# Exercise objective
Find each line with the string "professionals" and copy it.

# Given records
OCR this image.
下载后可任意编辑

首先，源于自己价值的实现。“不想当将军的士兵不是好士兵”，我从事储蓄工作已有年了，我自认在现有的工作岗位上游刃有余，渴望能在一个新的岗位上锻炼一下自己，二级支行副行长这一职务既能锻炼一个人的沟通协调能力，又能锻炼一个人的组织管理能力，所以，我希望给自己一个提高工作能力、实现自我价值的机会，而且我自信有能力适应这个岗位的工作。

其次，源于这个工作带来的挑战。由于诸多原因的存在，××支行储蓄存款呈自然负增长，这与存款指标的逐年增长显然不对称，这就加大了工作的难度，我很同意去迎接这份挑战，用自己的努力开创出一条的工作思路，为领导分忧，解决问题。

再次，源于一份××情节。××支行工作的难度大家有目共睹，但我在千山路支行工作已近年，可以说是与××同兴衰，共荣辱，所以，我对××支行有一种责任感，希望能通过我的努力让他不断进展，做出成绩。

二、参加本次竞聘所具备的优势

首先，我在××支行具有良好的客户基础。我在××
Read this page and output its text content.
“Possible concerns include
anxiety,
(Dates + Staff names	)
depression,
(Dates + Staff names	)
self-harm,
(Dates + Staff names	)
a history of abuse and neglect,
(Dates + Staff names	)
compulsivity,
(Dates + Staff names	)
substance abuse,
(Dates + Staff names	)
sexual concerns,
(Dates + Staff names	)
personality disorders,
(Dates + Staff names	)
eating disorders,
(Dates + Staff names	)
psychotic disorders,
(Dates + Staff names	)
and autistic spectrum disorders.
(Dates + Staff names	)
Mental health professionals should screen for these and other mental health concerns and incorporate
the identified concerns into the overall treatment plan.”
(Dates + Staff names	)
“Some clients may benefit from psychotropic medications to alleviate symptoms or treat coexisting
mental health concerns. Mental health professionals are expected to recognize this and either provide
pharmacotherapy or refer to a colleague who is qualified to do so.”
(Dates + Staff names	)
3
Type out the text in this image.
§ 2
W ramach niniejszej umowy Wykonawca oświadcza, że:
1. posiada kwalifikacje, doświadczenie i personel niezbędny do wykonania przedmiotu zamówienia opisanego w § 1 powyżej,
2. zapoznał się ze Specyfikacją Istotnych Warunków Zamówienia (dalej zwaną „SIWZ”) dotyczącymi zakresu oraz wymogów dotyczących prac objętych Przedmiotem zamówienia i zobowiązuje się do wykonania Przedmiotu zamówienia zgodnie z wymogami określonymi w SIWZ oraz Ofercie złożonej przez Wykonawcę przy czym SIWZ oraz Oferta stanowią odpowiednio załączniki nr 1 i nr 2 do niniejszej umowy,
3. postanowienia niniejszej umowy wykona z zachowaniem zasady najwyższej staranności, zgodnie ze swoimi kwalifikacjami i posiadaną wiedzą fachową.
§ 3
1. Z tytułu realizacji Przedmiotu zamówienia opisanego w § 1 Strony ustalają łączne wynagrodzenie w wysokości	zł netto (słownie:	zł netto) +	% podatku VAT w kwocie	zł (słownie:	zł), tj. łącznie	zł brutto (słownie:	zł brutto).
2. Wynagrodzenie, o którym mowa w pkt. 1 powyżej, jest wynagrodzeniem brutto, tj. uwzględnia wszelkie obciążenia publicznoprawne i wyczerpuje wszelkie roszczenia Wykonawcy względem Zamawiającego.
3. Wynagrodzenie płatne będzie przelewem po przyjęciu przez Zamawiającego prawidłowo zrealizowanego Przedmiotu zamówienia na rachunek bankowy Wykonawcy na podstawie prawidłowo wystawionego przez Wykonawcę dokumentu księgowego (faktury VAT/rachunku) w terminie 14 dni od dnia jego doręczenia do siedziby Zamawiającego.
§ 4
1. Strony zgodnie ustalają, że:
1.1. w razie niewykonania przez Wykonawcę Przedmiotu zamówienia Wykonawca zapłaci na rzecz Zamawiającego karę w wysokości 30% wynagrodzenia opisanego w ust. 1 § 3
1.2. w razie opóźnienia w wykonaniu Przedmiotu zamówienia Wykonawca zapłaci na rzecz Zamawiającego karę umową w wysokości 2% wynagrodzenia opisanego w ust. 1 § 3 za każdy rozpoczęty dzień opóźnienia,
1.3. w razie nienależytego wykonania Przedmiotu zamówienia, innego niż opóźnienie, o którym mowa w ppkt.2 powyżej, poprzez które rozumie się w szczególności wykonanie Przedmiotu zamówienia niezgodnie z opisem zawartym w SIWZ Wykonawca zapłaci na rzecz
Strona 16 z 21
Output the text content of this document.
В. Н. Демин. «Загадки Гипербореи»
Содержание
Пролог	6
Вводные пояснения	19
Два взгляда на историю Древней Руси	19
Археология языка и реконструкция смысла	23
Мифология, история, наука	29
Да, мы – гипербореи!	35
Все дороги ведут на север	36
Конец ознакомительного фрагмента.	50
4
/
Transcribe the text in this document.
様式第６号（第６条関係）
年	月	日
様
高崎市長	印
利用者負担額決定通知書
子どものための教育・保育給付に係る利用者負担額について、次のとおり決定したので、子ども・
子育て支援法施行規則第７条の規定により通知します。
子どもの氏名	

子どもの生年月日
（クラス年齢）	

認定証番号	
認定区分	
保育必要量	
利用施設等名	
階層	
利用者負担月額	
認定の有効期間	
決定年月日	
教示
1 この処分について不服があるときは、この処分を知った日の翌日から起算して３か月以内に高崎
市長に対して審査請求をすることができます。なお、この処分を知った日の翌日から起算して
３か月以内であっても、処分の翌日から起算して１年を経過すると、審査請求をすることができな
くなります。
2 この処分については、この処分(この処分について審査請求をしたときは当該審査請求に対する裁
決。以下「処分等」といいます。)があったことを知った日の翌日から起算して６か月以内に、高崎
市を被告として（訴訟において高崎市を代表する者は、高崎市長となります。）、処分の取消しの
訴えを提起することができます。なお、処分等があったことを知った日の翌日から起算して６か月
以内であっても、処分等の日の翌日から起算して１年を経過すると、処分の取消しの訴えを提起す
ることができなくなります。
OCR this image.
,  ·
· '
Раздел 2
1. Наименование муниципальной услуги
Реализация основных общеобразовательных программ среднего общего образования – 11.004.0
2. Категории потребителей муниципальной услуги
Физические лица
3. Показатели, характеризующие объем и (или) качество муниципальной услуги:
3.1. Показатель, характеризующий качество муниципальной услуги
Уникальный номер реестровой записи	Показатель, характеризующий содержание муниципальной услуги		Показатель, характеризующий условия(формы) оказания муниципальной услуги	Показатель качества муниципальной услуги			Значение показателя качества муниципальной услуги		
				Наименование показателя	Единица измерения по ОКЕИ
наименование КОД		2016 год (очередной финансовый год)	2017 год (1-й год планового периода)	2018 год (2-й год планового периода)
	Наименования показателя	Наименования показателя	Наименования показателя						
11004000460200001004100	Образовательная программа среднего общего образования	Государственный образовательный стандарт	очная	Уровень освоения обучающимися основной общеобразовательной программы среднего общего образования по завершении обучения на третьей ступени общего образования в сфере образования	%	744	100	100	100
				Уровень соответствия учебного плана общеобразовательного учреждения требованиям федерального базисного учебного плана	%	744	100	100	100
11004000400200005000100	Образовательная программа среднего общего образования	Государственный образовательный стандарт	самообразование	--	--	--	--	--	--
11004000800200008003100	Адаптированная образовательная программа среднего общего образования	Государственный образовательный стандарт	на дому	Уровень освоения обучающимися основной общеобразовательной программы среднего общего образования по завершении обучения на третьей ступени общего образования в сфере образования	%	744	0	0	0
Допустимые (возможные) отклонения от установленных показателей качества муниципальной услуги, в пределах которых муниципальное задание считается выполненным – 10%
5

# Exercise result
Mental health professionals should screen for these and other mental health concerns and incorporate
mental health concerns. Mental health professionals are expected to recognize this and either provide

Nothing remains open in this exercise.